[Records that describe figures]
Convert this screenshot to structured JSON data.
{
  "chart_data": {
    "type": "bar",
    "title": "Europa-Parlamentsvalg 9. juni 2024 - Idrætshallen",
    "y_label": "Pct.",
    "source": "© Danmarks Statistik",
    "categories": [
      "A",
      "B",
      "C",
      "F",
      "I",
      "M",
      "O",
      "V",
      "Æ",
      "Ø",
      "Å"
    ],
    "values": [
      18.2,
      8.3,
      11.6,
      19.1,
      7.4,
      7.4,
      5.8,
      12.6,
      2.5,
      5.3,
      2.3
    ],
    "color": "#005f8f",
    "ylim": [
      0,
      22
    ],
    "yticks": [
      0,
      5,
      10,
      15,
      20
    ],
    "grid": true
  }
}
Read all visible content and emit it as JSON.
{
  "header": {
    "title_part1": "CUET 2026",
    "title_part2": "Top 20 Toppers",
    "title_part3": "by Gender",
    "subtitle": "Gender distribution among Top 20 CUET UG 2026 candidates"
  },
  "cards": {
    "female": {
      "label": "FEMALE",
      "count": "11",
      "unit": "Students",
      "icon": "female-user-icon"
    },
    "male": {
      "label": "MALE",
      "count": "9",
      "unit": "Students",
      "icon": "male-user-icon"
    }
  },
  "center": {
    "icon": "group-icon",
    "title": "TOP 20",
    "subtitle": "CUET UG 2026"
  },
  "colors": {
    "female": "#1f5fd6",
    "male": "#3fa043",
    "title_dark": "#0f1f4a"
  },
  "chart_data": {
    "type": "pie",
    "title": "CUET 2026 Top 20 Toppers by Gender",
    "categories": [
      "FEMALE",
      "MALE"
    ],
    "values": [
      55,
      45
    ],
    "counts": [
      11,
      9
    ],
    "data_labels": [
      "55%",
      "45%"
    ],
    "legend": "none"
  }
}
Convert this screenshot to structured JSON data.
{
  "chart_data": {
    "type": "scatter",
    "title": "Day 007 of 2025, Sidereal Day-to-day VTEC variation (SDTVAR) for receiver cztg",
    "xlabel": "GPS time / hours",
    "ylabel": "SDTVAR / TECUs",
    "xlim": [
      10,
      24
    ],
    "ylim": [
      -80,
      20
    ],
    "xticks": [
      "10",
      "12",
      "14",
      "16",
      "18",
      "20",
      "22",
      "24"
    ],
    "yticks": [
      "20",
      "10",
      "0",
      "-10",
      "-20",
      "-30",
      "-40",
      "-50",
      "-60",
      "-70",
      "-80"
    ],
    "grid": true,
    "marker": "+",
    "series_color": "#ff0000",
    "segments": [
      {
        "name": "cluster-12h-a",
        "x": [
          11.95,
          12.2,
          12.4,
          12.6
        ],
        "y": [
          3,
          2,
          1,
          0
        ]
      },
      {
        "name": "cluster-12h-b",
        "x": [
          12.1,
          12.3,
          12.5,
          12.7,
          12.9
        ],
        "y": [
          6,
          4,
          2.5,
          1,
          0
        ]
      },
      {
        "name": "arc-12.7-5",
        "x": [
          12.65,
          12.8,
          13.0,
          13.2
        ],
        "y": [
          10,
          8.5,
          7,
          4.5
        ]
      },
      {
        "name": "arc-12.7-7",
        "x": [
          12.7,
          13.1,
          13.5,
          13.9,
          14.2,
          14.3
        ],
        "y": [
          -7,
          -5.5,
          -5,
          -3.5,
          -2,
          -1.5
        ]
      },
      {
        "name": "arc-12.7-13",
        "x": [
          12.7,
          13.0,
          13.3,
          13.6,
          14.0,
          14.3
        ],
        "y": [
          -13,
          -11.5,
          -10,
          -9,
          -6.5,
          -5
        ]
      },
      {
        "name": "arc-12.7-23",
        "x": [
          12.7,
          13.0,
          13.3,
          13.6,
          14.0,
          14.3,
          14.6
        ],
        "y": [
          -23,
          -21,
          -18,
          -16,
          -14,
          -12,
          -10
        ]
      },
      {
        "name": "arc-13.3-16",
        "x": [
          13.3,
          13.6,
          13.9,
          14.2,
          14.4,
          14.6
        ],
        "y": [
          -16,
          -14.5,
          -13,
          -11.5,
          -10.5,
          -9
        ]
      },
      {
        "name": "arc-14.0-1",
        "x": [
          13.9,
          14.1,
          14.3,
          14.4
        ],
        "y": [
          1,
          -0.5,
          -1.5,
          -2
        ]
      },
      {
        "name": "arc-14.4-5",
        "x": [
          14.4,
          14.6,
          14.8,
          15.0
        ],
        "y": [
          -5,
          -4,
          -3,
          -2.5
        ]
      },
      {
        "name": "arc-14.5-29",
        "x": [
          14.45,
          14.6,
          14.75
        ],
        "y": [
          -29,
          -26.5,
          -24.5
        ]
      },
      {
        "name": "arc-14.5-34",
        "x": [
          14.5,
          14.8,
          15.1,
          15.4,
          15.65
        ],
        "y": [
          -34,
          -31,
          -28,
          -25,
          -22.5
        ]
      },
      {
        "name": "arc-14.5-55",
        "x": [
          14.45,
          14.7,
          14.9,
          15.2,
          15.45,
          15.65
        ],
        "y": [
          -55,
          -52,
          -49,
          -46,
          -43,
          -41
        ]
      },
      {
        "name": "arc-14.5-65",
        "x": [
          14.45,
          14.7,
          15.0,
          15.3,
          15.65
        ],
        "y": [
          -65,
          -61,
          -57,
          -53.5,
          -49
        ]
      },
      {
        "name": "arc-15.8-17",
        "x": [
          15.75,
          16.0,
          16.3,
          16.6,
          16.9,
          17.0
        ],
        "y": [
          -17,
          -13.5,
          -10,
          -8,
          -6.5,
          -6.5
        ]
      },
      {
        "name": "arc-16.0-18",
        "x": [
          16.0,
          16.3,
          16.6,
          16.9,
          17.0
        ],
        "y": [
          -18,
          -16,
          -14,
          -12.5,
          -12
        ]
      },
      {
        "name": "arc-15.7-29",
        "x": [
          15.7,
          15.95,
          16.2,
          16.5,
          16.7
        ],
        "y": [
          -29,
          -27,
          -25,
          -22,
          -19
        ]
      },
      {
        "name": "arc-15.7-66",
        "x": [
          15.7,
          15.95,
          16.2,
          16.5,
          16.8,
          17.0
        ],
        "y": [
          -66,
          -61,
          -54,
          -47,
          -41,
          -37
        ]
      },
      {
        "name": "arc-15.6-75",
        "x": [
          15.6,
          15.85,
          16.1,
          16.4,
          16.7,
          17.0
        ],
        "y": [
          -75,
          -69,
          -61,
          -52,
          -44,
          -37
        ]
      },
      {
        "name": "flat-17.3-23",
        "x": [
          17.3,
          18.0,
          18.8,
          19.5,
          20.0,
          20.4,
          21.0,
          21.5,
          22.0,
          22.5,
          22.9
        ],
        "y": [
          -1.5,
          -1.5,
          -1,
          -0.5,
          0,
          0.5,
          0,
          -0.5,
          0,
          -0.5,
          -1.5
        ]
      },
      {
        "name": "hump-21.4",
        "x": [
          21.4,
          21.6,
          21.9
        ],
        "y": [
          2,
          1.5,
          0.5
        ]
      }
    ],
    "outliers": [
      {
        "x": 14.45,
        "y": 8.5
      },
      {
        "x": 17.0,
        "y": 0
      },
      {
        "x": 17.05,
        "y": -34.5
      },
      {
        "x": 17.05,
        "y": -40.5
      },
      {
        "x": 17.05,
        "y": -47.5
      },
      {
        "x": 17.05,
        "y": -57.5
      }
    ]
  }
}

● STATED TASK
Each line that contains the word "icon" counts toward the total; give only that total.

● REPLY TO THE EXERCISE
3